"""

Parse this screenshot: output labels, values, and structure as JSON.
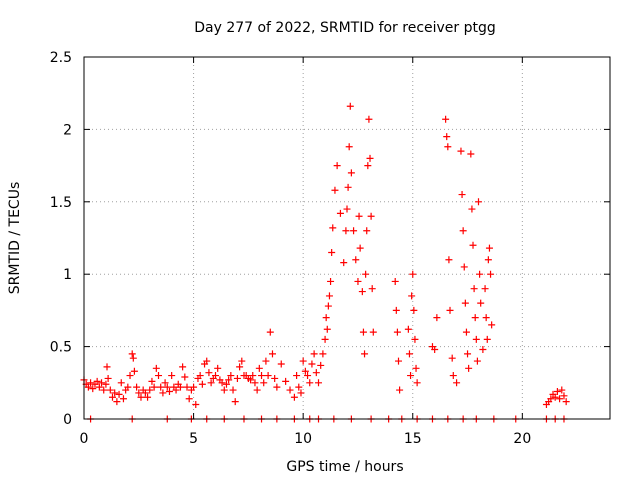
{
  "chart_data": {
    "type": "scatter",
    "title": "Day 277 of 2022, SRMTID for receiver ptgg",
    "xlabel": "GPS time / hours",
    "ylabel": "SRMTID / TECUs",
    "xlim": [
      0,
      24
    ],
    "ylim": [
      0,
      2.5
    ],
    "xticks": [
      0,
      5,
      10,
      15,
      20
    ],
    "yticks": [
      0,
      0.5,
      1,
      1.5,
      2,
      2.5
    ],
    "xtick_labels": [
      "0",
      "5",
      "10",
      "15",
      "20"
    ],
    "ytick_labels": [
      "0",
      "0.5",
      "1",
      "1.5",
      "2",
      "2.5"
    ],
    "grid": true,
    "marker": "+",
    "color": "#ff0000",
    "series": [
      {
        "name": "SRMTID",
        "points": [
          [
            0.0,
            0.27
          ],
          [
            0.1,
            0.24
          ],
          [
            0.2,
            0.22
          ],
          [
            0.3,
            0.25
          ],
          [
            0.4,
            0.21
          ],
          [
            0.5,
            0.24
          ],
          [
            0.6,
            0.26
          ],
          [
            0.7,
            0.22
          ],
          [
            0.8,
            0.25
          ],
          [
            0.9,
            0.2
          ],
          [
            1.0,
            0.24
          ],
          [
            1.05,
            0.36
          ],
          [
            1.1,
            0.28
          ],
          [
            1.2,
            0.2
          ],
          [
            1.3,
            0.15
          ],
          [
            1.4,
            0.18
          ],
          [
            1.5,
            0.12
          ],
          [
            1.6,
            0.17
          ],
          [
            1.7,
            0.25
          ],
          [
            1.8,
            0.14
          ],
          [
            1.9,
            0.2
          ],
          [
            2.0,
            0.22
          ],
          [
            2.1,
            0.3
          ],
          [
            2.2,
            0.45
          ],
          [
            2.25,
            0.42
          ],
          [
            2.3,
            0.33
          ],
          [
            2.4,
            0.22
          ],
          [
            2.5,
            0.18
          ],
          [
            2.6,
            0.15
          ],
          [
            2.7,
            0.2
          ],
          [
            2.8,
            0.18
          ],
          [
            2.9,
            0.15
          ],
          [
            3.0,
            0.2
          ],
          [
            3.1,
            0.26
          ],
          [
            3.2,
            0.22
          ],
          [
            3.3,
            0.35
          ],
          [
            3.4,
            0.3
          ],
          [
            3.5,
            0.22
          ],
          [
            3.6,
            0.18
          ],
          [
            3.7,
            0.25
          ],
          [
            3.8,
            0.22
          ],
          [
            3.9,
            0.19
          ],
          [
            4.0,
            0.3
          ],
          [
            4.1,
            0.22
          ],
          [
            4.2,
            0.2
          ],
          [
            4.3,
            0.24
          ],
          [
            4.4,
            0.22
          ],
          [
            4.5,
            0.36
          ],
          [
            4.6,
            0.29
          ],
          [
            4.7,
            0.22
          ],
          [
            4.8,
            0.14
          ],
          [
            4.9,
            0.2
          ],
          [
            5.0,
            0.22
          ],
          [
            5.1,
            0.1
          ],
          [
            5.2,
            0.28
          ],
          [
            5.3,
            0.3
          ],
          [
            5.4,
            0.24
          ],
          [
            5.5,
            0.38
          ],
          [
            5.6,
            0.4
          ],
          [
            5.7,
            0.32
          ],
          [
            5.8,
            0.25
          ],
          [
            5.9,
            0.28
          ],
          [
            6.0,
            0.3
          ],
          [
            6.1,
            0.35
          ],
          [
            6.2,
            0.27
          ],
          [
            6.3,
            0.25
          ],
          [
            6.4,
            0.2
          ],
          [
            6.5,
            0.24
          ],
          [
            6.6,
            0.27
          ],
          [
            6.7,
            0.3
          ],
          [
            6.8,
            0.2
          ],
          [
            6.9,
            0.12
          ],
          [
            7.0,
            0.28
          ],
          [
            7.1,
            0.36
          ],
          [
            7.2,
            0.4
          ],
          [
            7.3,
            0.3
          ],
          [
            7.4,
            0.3
          ],
          [
            7.5,
            0.28
          ],
          [
            7.6,
            0.27
          ],
          [
            7.7,
            0.3
          ],
          [
            7.8,
            0.25
          ],
          [
            7.9,
            0.2
          ],
          [
            8.0,
            0.35
          ],
          [
            8.1,
            0.3
          ],
          [
            8.2,
            0.25
          ],
          [
            8.3,
            0.4
          ],
          [
            8.4,
            0.3
          ],
          [
            8.5,
            0.6
          ],
          [
            8.6,
            0.45
          ],
          [
            8.7,
            0.28
          ],
          [
            8.8,
            0.22
          ],
          [
            9.0,
            0.38
          ],
          [
            9.2,
            0.26
          ],
          [
            9.4,
            0.2
          ],
          [
            9.6,
            0.15
          ],
          [
            9.7,
            0.3
          ],
          [
            9.8,
            0.22
          ],
          [
            9.9,
            0.18
          ],
          [
            10.0,
            0.4
          ],
          [
            10.1,
            0.33
          ],
          [
            10.2,
            0.3
          ],
          [
            10.3,
            0.25
          ],
          [
            10.4,
            0.38
          ],
          [
            10.5,
            0.45
          ],
          [
            10.6,
            0.32
          ],
          [
            10.7,
            0.25
          ],
          [
            10.8,
            0.37
          ],
          [
            10.9,
            0.45
          ],
          [
            11.0,
            0.55
          ],
          [
            11.05,
            0.7
          ],
          [
            11.1,
            0.62
          ],
          [
            11.15,
            0.78
          ],
          [
            11.2,
            0.85
          ],
          [
            11.25,
            0.95
          ],
          [
            11.3,
            1.15
          ],
          [
            11.35,
            1.32
          ],
          [
            11.45,
            1.58
          ],
          [
            11.55,
            1.75
          ],
          [
            11.7,
            1.42
          ],
          [
            11.85,
            1.08
          ],
          [
            11.95,
            1.3
          ],
          [
            12.0,
            1.45
          ],
          [
            12.05,
            1.6
          ],
          [
            12.1,
            1.88
          ],
          [
            12.15,
            2.16
          ],
          [
            12.2,
            1.7
          ],
          [
            12.3,
            1.3
          ],
          [
            12.4,
            1.1
          ],
          [
            12.5,
            0.95
          ],
          [
            12.55,
            1.4
          ],
          [
            12.6,
            1.18
          ],
          [
            12.7,
            0.88
          ],
          [
            12.75,
            0.6
          ],
          [
            12.8,
            0.45
          ],
          [
            12.85,
            1.0
          ],
          [
            12.9,
            1.3
          ],
          [
            12.95,
            1.75
          ],
          [
            13.0,
            2.07
          ],
          [
            13.05,
            1.8
          ],
          [
            13.1,
            1.4
          ],
          [
            13.15,
            0.9
          ],
          [
            13.2,
            0.6
          ],
          [
            14.2,
            0.95
          ],
          [
            14.25,
            0.75
          ],
          [
            14.3,
            0.6
          ],
          [
            14.35,
            0.4
          ],
          [
            14.4,
            0.2
          ],
          [
            14.8,
            0.62
          ],
          [
            14.85,
            0.45
          ],
          [
            14.9,
            0.3
          ],
          [
            14.95,
            0.85
          ],
          [
            15.0,
            1.0
          ],
          [
            15.05,
            0.75
          ],
          [
            15.1,
            0.55
          ],
          [
            15.15,
            0.35
          ],
          [
            15.2,
            0.25
          ],
          [
            15.9,
            0.5
          ],
          [
            16.0,
            0.48
          ],
          [
            16.1,
            0.7
          ],
          [
            16.5,
            2.07
          ],
          [
            16.55,
            1.95
          ],
          [
            16.6,
            1.88
          ],
          [
            16.65,
            1.1
          ],
          [
            16.7,
            0.75
          ],
          [
            16.8,
            0.42
          ],
          [
            16.85,
            0.3
          ],
          [
            17.0,
            0.25
          ],
          [
            17.2,
            1.85
          ],
          [
            17.25,
            1.55
          ],
          [
            17.3,
            1.3
          ],
          [
            17.35,
            1.05
          ],
          [
            17.4,
            0.8
          ],
          [
            17.45,
            0.6
          ],
          [
            17.5,
            0.45
          ],
          [
            17.55,
            0.35
          ],
          [
            17.65,
            1.83
          ],
          [
            17.7,
            1.45
          ],
          [
            17.75,
            1.2
          ],
          [
            17.8,
            0.9
          ],
          [
            17.85,
            0.7
          ],
          [
            17.9,
            0.55
          ],
          [
            17.95,
            0.4
          ],
          [
            18.0,
            1.5
          ],
          [
            18.05,
            1.0
          ],
          [
            18.1,
            0.8
          ],
          [
            18.2,
            0.48
          ],
          [
            18.3,
            0.9
          ],
          [
            18.35,
            0.7
          ],
          [
            18.4,
            0.55
          ],
          [
            18.45,
            1.1
          ],
          [
            18.5,
            1.18
          ],
          [
            18.55,
            1.0
          ],
          [
            18.6,
            0.65
          ],
          [
            21.1,
            0.1
          ],
          [
            21.2,
            0.12
          ],
          [
            21.3,
            0.14
          ],
          [
            21.4,
            0.17
          ],
          [
            21.5,
            0.15
          ],
          [
            21.6,
            0.19
          ],
          [
            21.7,
            0.14
          ],
          [
            21.8,
            0.2
          ],
          [
            21.9,
            0.16
          ],
          [
            22.0,
            0.12
          ],
          [
            0.3,
            0.0
          ],
          [
            2.2,
            0.0
          ],
          [
            3.8,
            0.0
          ],
          [
            4.9,
            0.0
          ],
          [
            5.6,
            0.0
          ],
          [
            6.4,
            0.0
          ],
          [
            7.3,
            0.0
          ],
          [
            8.1,
            0.0
          ],
          [
            8.8,
            0.0
          ],
          [
            9.6,
            0.0
          ],
          [
            10.3,
            0.0
          ],
          [
            10.7,
            0.0
          ],
          [
            11.4,
            0.0
          ],
          [
            12.2,
            0.0
          ],
          [
            13.1,
            0.0
          ],
          [
            13.9,
            0.0
          ],
          [
            14.5,
            0.0
          ],
          [
            15.2,
            0.0
          ],
          [
            15.9,
            0.0
          ],
          [
            16.6,
            0.0
          ],
          [
            17.3,
            0.0
          ],
          [
            17.9,
            0.0
          ],
          [
            18.7,
            0.0
          ],
          [
            19.7,
            0.0
          ],
          [
            21.1,
            0.0
          ],
          [
            21.5,
            0.0
          ],
          [
            21.9,
            0.0
          ]
        ]
      }
    ]
  }
}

"""

== Problem description ==
Write out every line of the preceding listing that contains "SRMTID".

== Exercise result ==
    "title": "Day 277 of 2022, SRMTID for receiver ptgg",
    "ylabel": "SRMTID / TECUs",
        "name": "SRMTID",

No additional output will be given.